** EXERCISE TASK **
Search the material and gather each line with "размер" in it.

== TASK INPUT ==

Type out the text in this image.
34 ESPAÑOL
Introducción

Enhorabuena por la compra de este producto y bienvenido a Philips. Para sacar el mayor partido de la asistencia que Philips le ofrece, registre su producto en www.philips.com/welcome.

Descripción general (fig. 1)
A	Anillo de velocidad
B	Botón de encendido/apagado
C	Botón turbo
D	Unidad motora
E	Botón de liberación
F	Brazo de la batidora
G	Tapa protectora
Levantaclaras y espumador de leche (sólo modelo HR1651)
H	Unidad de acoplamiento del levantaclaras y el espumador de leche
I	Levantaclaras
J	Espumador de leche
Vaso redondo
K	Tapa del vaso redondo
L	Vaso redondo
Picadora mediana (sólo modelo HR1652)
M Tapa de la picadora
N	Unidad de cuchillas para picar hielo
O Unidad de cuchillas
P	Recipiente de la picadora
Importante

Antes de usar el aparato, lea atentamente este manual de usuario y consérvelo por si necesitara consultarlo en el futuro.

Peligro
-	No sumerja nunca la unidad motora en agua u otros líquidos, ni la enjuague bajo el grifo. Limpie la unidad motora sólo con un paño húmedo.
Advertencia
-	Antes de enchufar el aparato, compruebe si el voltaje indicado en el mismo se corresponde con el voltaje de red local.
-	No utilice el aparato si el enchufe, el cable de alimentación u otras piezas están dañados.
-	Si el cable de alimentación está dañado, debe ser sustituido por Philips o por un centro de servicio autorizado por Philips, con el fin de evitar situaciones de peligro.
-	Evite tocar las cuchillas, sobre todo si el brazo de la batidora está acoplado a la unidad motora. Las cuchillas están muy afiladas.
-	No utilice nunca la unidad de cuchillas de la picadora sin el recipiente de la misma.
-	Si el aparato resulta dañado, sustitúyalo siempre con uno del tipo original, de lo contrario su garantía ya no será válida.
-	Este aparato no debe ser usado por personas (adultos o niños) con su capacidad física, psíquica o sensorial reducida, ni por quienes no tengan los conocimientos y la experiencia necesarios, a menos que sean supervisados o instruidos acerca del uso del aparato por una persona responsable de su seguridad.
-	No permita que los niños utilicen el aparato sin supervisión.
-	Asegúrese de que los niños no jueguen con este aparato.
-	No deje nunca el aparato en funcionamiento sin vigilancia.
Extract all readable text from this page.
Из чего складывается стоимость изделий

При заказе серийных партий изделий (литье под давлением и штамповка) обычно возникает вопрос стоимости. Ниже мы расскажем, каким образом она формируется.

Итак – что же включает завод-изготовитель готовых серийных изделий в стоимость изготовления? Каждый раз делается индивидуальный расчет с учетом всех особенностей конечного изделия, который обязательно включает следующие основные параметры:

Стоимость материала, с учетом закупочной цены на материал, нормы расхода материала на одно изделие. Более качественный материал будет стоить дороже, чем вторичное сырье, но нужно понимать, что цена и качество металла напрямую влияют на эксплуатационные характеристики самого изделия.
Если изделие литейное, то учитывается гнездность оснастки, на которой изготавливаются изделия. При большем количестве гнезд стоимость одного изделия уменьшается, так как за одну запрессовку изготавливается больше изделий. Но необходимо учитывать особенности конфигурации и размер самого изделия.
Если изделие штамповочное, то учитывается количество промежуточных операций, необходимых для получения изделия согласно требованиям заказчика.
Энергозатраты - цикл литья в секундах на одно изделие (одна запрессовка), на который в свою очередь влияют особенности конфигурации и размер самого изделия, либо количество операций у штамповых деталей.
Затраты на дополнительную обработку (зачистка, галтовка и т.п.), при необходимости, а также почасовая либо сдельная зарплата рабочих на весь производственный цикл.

===

** COMPLETED EXERCISE **
Если изделие литейное, то учитывается гнездность оснастки, на которой изготавливаются изделия. При большем количестве гнезд стоимость одного изделия уменьшается, так как за одну запрессовку изготавливается больше изделий. Но необходимо учитывать особенности конфигурации и размер самого изделия.
Энергозатраты - цикл литья в секундах на одно изделие (одна запрессовка), на который в свою очередь влияют особенности конфигурации и размер самого изделия, либо количество операций у штамповых деталей.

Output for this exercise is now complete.